→ **WHAT YOU NEED TO DO**: Give the count of lines holding the string "einer" and nothing else.

[Saved data entries]
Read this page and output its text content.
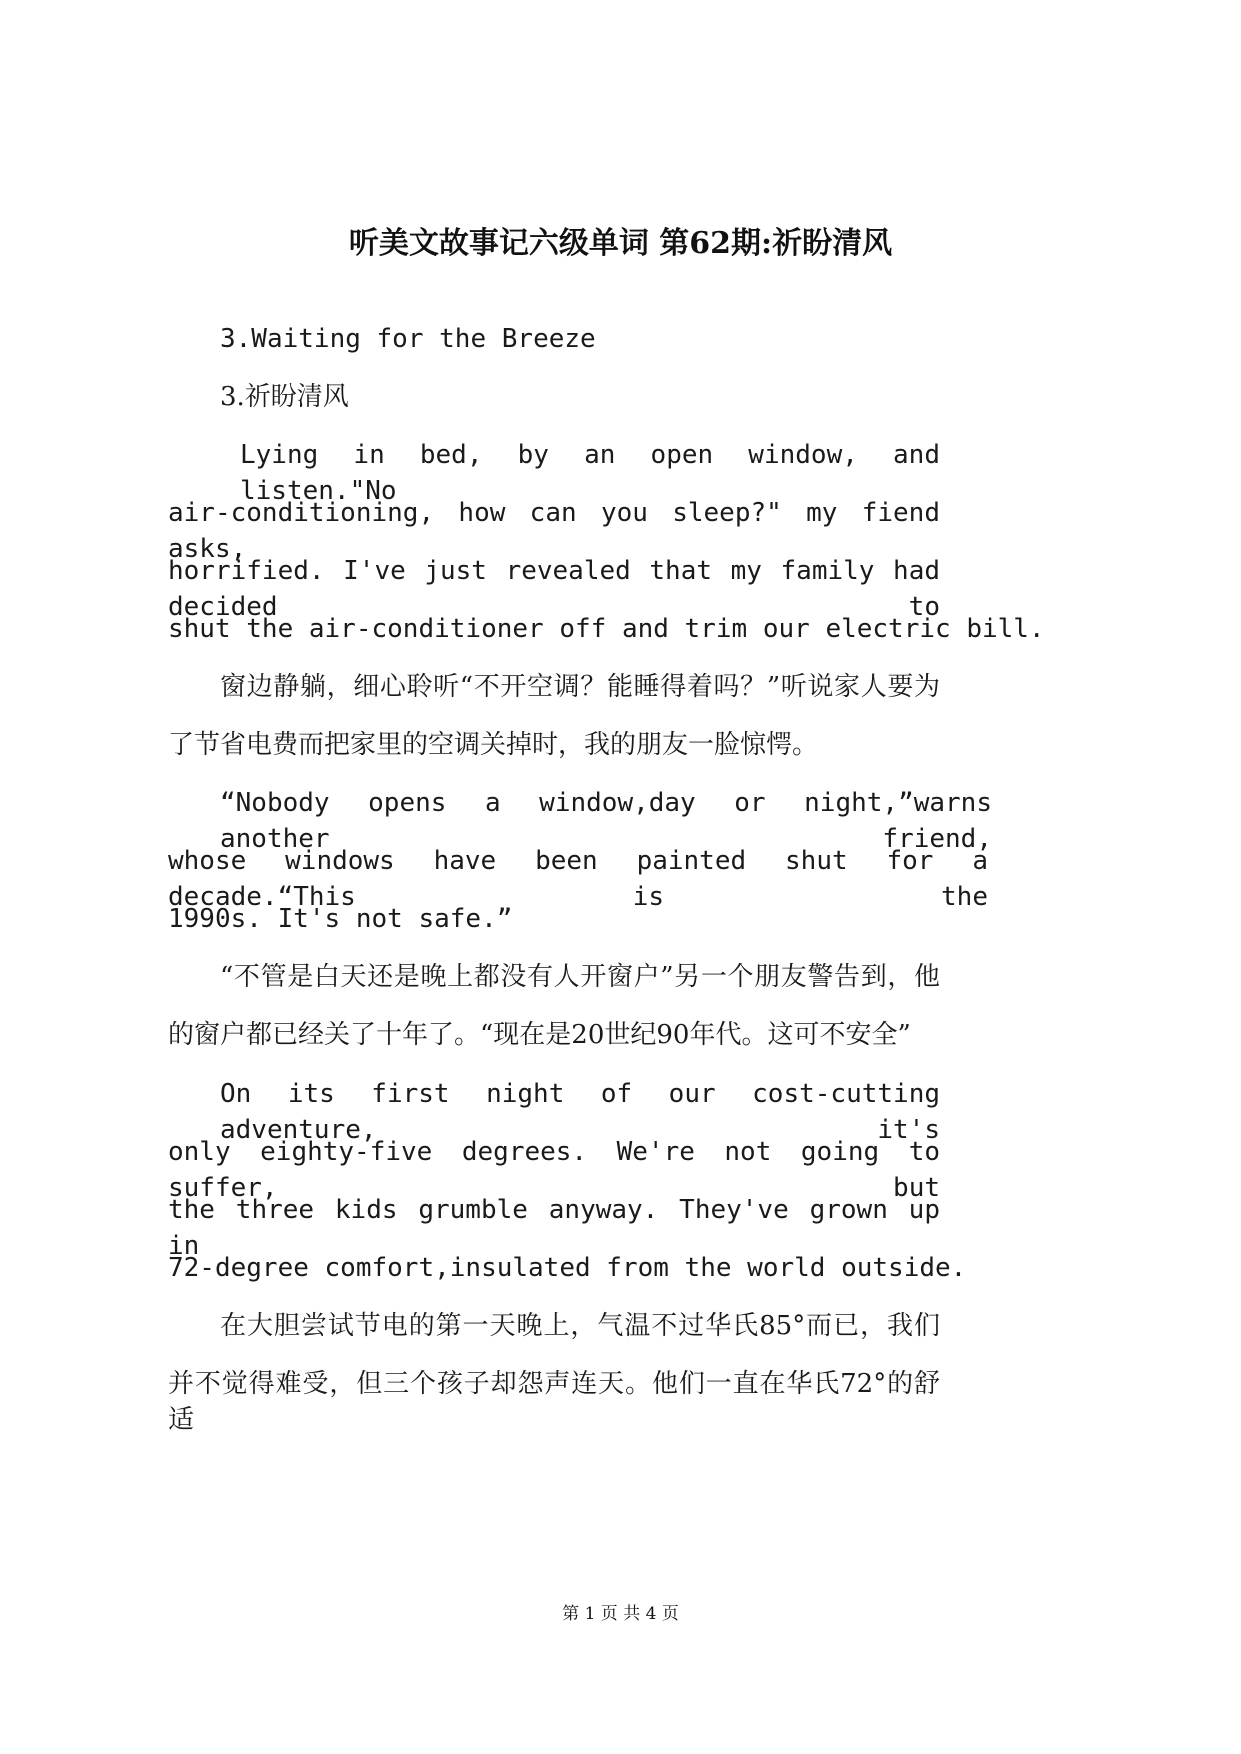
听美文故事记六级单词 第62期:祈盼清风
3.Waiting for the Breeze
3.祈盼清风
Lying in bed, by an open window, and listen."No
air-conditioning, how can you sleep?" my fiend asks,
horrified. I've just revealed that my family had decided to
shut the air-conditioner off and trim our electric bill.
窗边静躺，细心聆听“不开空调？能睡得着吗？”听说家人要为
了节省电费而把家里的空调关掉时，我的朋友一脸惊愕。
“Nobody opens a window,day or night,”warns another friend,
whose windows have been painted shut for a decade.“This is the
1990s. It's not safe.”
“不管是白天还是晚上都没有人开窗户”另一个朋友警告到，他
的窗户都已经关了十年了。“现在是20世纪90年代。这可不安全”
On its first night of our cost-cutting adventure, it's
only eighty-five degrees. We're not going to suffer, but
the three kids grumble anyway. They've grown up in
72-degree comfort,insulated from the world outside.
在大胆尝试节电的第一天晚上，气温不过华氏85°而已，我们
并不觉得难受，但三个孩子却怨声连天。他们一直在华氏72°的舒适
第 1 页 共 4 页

---

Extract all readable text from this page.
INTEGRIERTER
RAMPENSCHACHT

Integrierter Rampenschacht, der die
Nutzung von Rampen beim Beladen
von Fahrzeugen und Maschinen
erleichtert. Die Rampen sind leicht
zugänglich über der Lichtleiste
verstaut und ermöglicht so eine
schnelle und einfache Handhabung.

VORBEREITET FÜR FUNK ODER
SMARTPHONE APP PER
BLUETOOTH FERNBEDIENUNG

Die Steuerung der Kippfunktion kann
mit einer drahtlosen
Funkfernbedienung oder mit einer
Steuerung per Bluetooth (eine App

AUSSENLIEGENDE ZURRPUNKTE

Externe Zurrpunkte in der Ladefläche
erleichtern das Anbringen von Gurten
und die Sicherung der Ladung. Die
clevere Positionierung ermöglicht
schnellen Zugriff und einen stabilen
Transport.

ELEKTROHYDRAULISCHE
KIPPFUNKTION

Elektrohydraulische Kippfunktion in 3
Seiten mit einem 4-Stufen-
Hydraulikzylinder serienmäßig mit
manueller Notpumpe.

→ **THE RESULT**: 2